AIM:
Present each line of the entries below that holds the word "CompliAInce".

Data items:
☆ ☆ ☆ ☆ ☆
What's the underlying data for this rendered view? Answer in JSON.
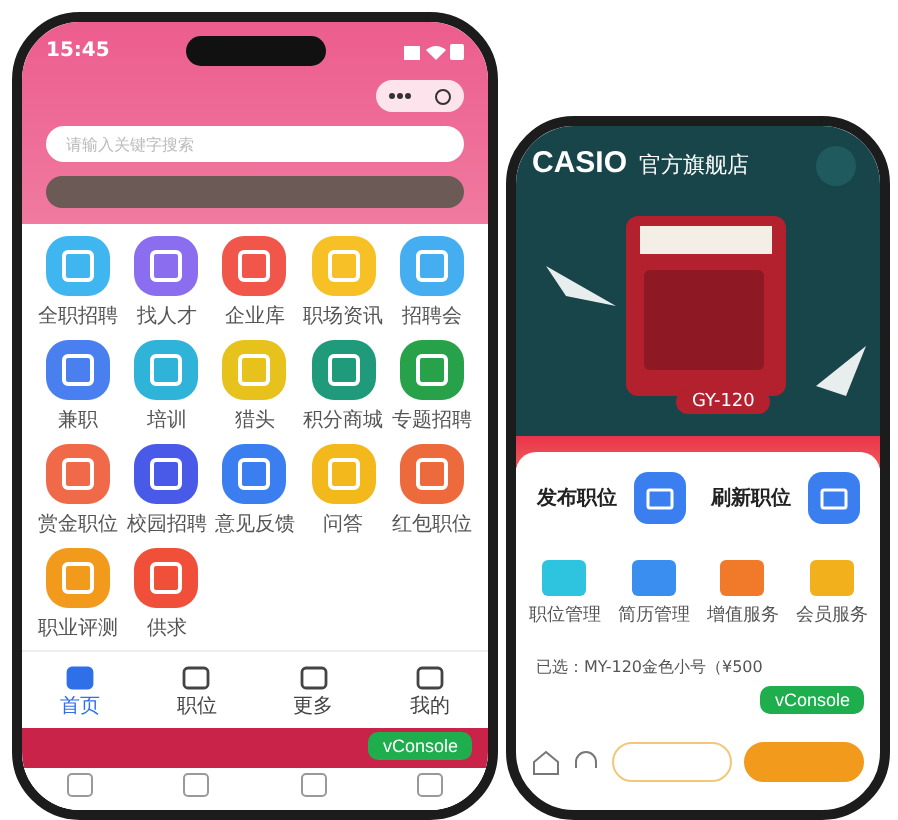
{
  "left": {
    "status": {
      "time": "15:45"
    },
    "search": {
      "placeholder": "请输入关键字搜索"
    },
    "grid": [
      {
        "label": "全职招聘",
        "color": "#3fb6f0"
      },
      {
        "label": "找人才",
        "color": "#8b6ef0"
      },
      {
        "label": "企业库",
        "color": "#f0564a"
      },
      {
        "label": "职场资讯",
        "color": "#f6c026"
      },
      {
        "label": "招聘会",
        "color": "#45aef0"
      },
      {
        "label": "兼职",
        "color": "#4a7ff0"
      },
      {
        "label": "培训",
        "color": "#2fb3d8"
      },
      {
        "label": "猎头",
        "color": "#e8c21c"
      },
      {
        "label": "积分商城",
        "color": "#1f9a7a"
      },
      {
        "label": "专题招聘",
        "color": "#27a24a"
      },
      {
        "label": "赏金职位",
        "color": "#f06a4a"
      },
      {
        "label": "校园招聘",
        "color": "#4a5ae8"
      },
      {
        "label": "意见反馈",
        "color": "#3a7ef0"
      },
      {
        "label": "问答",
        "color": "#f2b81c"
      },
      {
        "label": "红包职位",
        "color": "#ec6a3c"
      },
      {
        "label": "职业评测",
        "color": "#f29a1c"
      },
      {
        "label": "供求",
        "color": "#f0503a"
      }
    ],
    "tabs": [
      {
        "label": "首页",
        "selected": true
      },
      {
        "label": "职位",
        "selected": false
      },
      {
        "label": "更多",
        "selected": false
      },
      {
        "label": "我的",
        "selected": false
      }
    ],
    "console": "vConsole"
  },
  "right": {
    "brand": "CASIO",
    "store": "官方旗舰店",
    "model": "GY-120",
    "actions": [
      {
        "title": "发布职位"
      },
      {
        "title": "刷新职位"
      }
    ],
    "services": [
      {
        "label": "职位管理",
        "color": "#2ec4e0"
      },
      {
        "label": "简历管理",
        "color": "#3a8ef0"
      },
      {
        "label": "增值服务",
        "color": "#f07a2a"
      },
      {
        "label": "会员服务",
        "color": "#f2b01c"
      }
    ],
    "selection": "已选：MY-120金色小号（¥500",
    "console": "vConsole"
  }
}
☆ ☆ ☆ ☆ ☆
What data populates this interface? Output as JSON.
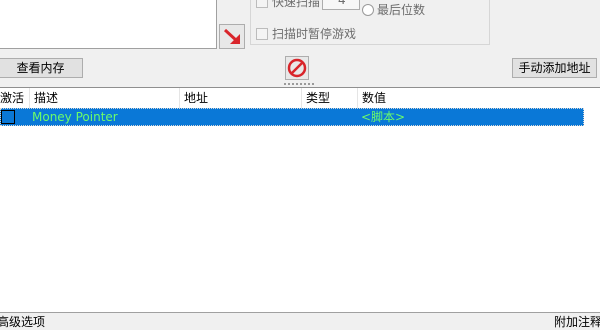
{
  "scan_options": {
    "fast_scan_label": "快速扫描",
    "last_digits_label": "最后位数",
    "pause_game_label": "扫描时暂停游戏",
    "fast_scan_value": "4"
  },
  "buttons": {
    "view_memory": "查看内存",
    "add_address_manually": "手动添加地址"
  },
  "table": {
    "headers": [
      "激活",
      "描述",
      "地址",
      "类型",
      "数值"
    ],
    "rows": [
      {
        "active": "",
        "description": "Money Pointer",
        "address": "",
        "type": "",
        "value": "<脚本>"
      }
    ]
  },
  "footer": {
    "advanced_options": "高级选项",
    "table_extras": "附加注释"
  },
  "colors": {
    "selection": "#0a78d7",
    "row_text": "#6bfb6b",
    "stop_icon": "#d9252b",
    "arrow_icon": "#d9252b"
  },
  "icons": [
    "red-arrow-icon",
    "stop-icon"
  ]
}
☆ ☆ ☆ ☆ ☆
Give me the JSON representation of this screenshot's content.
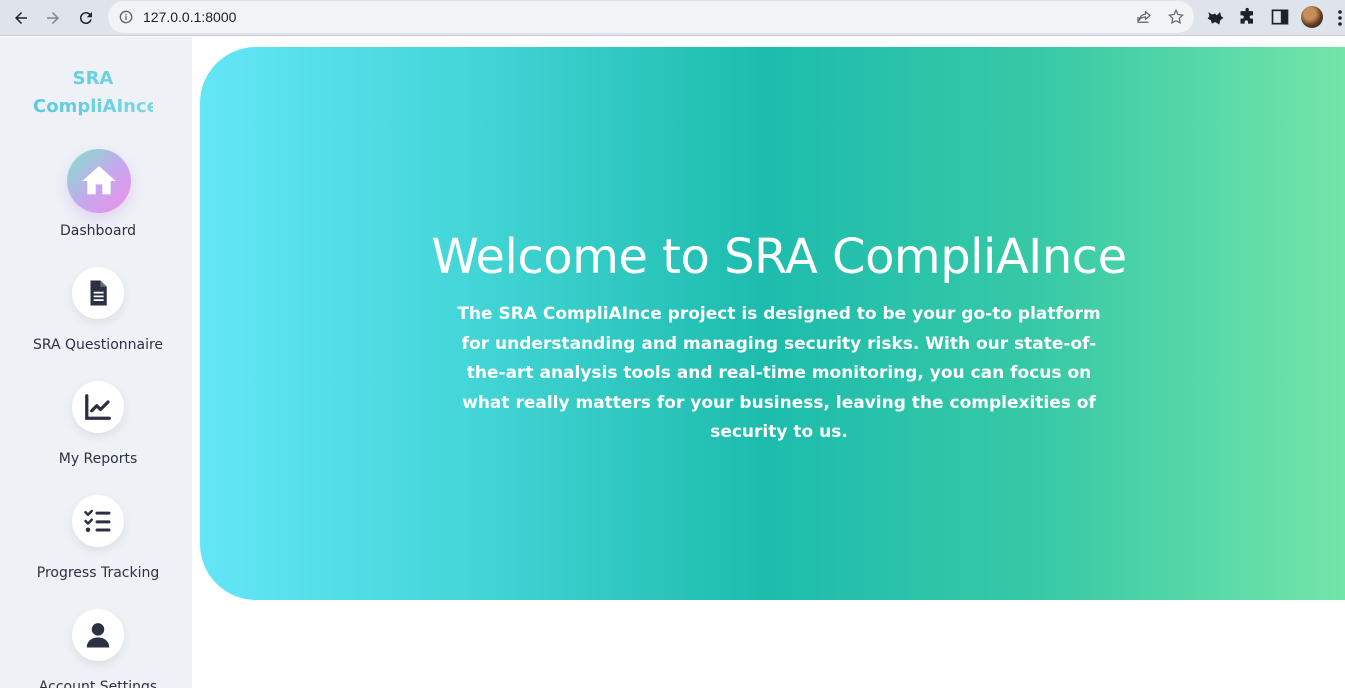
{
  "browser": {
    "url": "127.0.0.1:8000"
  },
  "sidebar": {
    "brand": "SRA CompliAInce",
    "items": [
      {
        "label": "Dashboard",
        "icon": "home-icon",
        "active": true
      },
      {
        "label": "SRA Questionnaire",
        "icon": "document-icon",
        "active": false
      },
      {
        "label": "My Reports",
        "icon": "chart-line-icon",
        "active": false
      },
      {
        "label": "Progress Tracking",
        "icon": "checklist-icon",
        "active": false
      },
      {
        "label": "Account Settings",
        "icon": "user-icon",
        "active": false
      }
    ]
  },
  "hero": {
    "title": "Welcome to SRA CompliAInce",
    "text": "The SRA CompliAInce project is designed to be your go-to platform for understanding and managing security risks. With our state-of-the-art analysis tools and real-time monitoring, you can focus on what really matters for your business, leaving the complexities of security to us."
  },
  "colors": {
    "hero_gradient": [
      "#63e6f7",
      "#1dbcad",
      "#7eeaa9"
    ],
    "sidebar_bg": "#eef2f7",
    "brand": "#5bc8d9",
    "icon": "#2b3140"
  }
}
☆ ☆ ☆ ☆ ☆
RESPONSE:
    "brand": "SRA CompliAInce",
    "title": "Welcome to SRA CompliAInce",
    "text": "The SRA CompliAInce project is designed to be your go-to platform for understanding and managing security risks. With our state-of-the-art analysis tools and real-time monitoring, you can focus on what really matters for your business, leaving the complexities of security to us."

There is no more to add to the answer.